▸ Selected excerpt
--

German automaker Daimler AG had a pretty tough Monday. Following an announcement on Sunday that it is cutting its 2019 earnings guidance over the effects of an ongoing diesel emissions scandal at Mercedes-Benz, the company’s shares declined 3.6% in Frankfurt. The carmaker has noted that it is currently facing a “high three-digit million” euro increase in charges related to the diesel scandal, which would likely result in its 2019 earnings being about the same as 2018’s.
Daimler’s diesel troubles were highlighted on Friday, when Germany’s vehicle authority, the Federal Motor Transport Authority (KBA), issued a forced recall against the automaker for allegedly using an illegal shut-off device for the diesel-powered Mercedes-Benz GLK 220. The KBA is looking to extend its investigation into the carmaker further, as the cheating devices were reportedly used in Daimler’s OM642 and OM651 engines, which are equipped in popular vehicles such as the Mercedes-Benz C-Class and E-Class. The initial recall currently covers 60,000 units of the GLK, though the number could be as high as 700,000 vehicles if it covers other vehicles using the OM642 and OM651 engines, according to German publication Bild am Sonntag.

--

▸ Data
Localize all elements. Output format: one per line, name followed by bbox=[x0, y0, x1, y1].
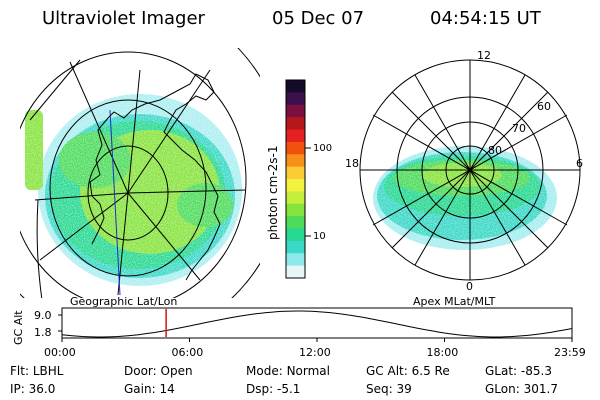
colorbar-segment bbox=[286, 253, 305, 267]
colorbar-tick-10: 10 bbox=[313, 231, 326, 242]
colorbar-segment bbox=[286, 216, 305, 229]
apex-grid bbox=[359, 59, 581, 281]
colorbar-unit-label: photon cm-2s-1 bbox=[266, 146, 280, 241]
info-flt: Flt: LBHL bbox=[10, 364, 64, 378]
info-ip: IP: 36.0 bbox=[10, 382, 56, 396]
info-gain: Gain: 14 bbox=[124, 382, 175, 396]
colorbar-segment bbox=[286, 104, 305, 118]
colorbar bbox=[286, 80, 305, 279]
altitude-curve bbox=[61, 310, 573, 338]
mlat-label-70: 70 bbox=[512, 122, 526, 135]
info-door: Door: Open bbox=[124, 364, 193, 378]
colorbar-segment bbox=[286, 141, 305, 155]
colorbar-segment bbox=[286, 117, 305, 130]
colorbar-segment bbox=[286, 240, 305, 254]
time-axis-label: 06:00 bbox=[172, 346, 204, 359]
info-dsp: Dsp: -5.1 bbox=[246, 382, 301, 396]
instrument-title: Ultraviolet Imager bbox=[42, 8, 205, 29]
colorbar-segment bbox=[286, 154, 305, 168]
time-axis-label: 00:00 bbox=[44, 346, 76, 359]
mlt-label-18: 18 bbox=[345, 157, 359, 170]
observation-date: 05 Dec 07 bbox=[272, 8, 365, 29]
alt-tick-9: 9.0 bbox=[34, 309, 52, 322]
altitude-strip-frame bbox=[61, 307, 573, 339]
info-seq: Seq: 39 bbox=[366, 382, 412, 396]
alt-tick-1-8: 1.8 bbox=[34, 326, 52, 339]
mlt-label-12: 12 bbox=[477, 49, 491, 62]
mlt-label-6: 6 bbox=[576, 157, 583, 170]
colorbar-segment bbox=[286, 129, 305, 143]
info-glat: GLat: -85.3 bbox=[485, 364, 552, 378]
colorbar-segment bbox=[286, 179, 305, 192]
time-axis-label: 12:00 bbox=[299, 346, 331, 359]
mlat-label-60: 60 bbox=[537, 100, 551, 113]
colorbar-segment bbox=[286, 228, 305, 242]
colorbar-segment bbox=[286, 265, 305, 279]
colorbar-segment bbox=[286, 203, 305, 217]
geo-image bbox=[20, 48, 260, 298]
alt-axis-label: GC Alt bbox=[12, 310, 25, 345]
apex-panel-label: Apex MLat/MLT bbox=[413, 295, 496, 308]
time-axis: 00:00 06:00 12:00 18:00 23:59 bbox=[44, 338, 586, 359]
info-mode: Mode: Normal bbox=[246, 364, 330, 378]
info-glon: GLon: 301.7 bbox=[485, 382, 558, 396]
observation-time: 04:54:15 UT bbox=[430, 8, 541, 29]
mlt-label-0: 0 bbox=[466, 280, 473, 293]
colorbar-tick-100: 100 bbox=[313, 143, 332, 154]
mlat-label-80: 80 bbox=[488, 144, 502, 157]
colorbar-segment bbox=[286, 80, 305, 93]
time-axis-label: 18:00 bbox=[427, 346, 459, 359]
colorbar-segment bbox=[286, 191, 305, 205]
colorbar-segment bbox=[286, 166, 305, 180]
colorbar-segment bbox=[286, 92, 305, 106]
geo-panel-label: Geographic Lat/Lon bbox=[70, 295, 177, 308]
time-axis-label: 23:59 bbox=[554, 346, 586, 359]
info-gc-alt: GC Alt: 6.5 Re bbox=[366, 364, 450, 378]
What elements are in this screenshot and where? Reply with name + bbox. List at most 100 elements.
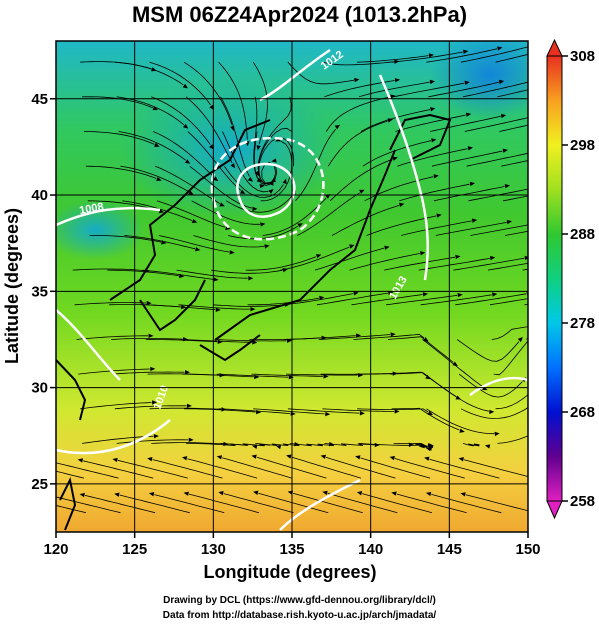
streamline — [397, 148, 468, 167]
streamline — [387, 336, 454, 363]
streamline — [251, 373, 324, 377]
x-tick-label: 130 — [201, 541, 226, 558]
streamline — [497, 435, 528, 444]
streamline-arrow — [460, 492, 466, 497]
streamline — [116, 439, 189, 444]
streamline — [107, 269, 179, 277]
streamline — [455, 293, 527, 306]
streamline — [143, 304, 216, 310]
x-tick-label: 150 — [515, 541, 540, 558]
y-axis-ticks: 25 30 35 40 45 — [31, 91, 56, 493]
streamline-arrow — [154, 142, 160, 147]
chart-title: MSM 06Z24Apr2024 (1013.2hPa) — [131, 2, 468, 27]
streamline — [325, 456, 396, 479]
streamline — [351, 294, 423, 306]
streamline — [431, 494, 502, 514]
streamline — [501, 160, 528, 167]
streamline-arrow — [593, 395, 599, 402]
streamline-arrow — [188, 190, 194, 195]
streamline — [228, 225, 299, 240]
streamline-arrow — [213, 277, 219, 282]
streamline — [292, 492, 363, 514]
streamline-arrow — [288, 374, 294, 380]
streamline — [289, 443, 335, 447]
streamline-arrow — [259, 183, 265, 189]
cool-area-west — [56, 200, 145, 260]
streamline — [504, 230, 528, 236]
streamline-arrow — [568, 77, 574, 82]
streamline-arrow — [349, 244, 355, 249]
streamline — [458, 373, 523, 398]
streamline-arrow — [240, 189, 246, 194]
streamline-arrow — [325, 411, 331, 417]
streamline — [357, 408, 429, 413]
streamline — [532, 82, 599, 97]
streamline-arrow — [566, 41, 572, 46]
streamline — [180, 339, 252, 343]
streamline-arrow — [467, 146, 473, 151]
cool-area-northeast — [430, 41, 528, 120]
streamline — [322, 61, 394, 66]
streamline — [331, 205, 400, 236]
streamline-arrow — [253, 490, 259, 495]
streamline-arrow — [254, 170, 260, 177]
streamline-arrow — [422, 292, 428, 297]
streamline-arrow — [500, 113, 507, 119]
streamline-arrow — [390, 332, 396, 337]
streamline — [464, 117, 528, 132]
streamline — [430, 115, 501, 132]
streamline-arrow — [297, 223, 303, 228]
streamline-arrow — [148, 492, 155, 497]
streamline — [220, 96, 250, 177]
land-outlines — [56, 113, 452, 531]
streamline — [503, 195, 528, 202]
streamline-arrow — [182, 83, 188, 89]
credit-drawing: Drawing by DCL (https://www.gfd-dennou.o… — [163, 595, 436, 606]
streamline-arrow — [248, 276, 254, 281]
streamline — [495, 53, 528, 63]
streamline-arrow — [464, 80, 470, 86]
streamline — [188, 493, 260, 514]
streamline-arrow — [215, 307, 221, 312]
streamline-arrow — [465, 112, 472, 117]
streamline-arrow — [388, 290, 394, 296]
streamline — [396, 493, 467, 514]
streamline-arrow — [269, 180, 274, 186]
streamline — [212, 304, 285, 307]
streamline — [493, 340, 528, 376]
colorbar-extend-min — [546, 500, 563, 520]
streamline — [391, 51, 463, 63]
x-axis-label: Longitude (degrees) — [203, 562, 376, 582]
streamline-arrow — [256, 177, 263, 182]
colorbar-tick-label: 268 — [570, 404, 595, 421]
streamline-arrow — [8, 458, 14, 463]
streamline — [76, 335, 148, 340]
streamline — [284, 335, 356, 340]
pressure-contours — [56, 48, 528, 531]
streamline — [262, 197, 327, 236]
streamline-arrow — [429, 79, 435, 85]
streamline-arrow — [212, 176, 219, 182]
streamline-arrow — [586, 350, 593, 357]
streamline — [384, 256, 456, 271]
streamline-arrow — [219, 202, 225, 207]
streamline — [497, 89, 528, 98]
streamline — [56, 505, 86, 514]
streamline-arrow — [184, 369, 190, 375]
streamline — [329, 158, 393, 202]
streamline — [395, 114, 466, 132]
streamline-arrow — [504, 184, 510, 189]
streamline-arrow — [423, 337, 429, 342]
streamline — [489, 298, 528, 306]
streamline-arrow — [148, 333, 154, 339]
streamline — [247, 297, 319, 306]
streamline-arrow — [183, 491, 189, 496]
streamline-arrow — [195, 247, 201, 252]
streamline-arrow — [574, 184, 580, 189]
streamline — [360, 109, 431, 132]
streamline-arrow — [459, 428, 465, 433]
contour-label: 1008 — [78, 201, 104, 217]
streamline — [145, 338, 218, 343]
streamline — [260, 140, 293, 202]
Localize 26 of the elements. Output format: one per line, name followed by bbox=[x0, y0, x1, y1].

--

▸ Challenge 1
According to the Daimler diesel report, how many GLK units does the initial recall currently cover?
▸ Challenge 2
In the records, copy the lines that start at the line with "colorbar-segment bbox=[286, 253, 305, 267]" and end after the line with "info-ip: IP: 36.0 bbox=[10, 382, 56, 396]".

▸ Exercise response 1
60,000 units.

▸ Exercise response 2
colorbar-segment bbox=[286, 253, 305, 267]
colorbar-tick-10: 10 bbox=[313, 231, 326, 242]
colorbar-segment bbox=[286, 216, 305, 229]
apex-grid bbox=[359, 59, 581, 281]
colorbar-unit-label: photon cm-2s-1 bbox=[266, 146, 280, 241]
info-flt: Flt: LBHL bbox=[10, 364, 64, 378]
info-ip: IP: 36.0 bbox=[10, 382, 56, 396]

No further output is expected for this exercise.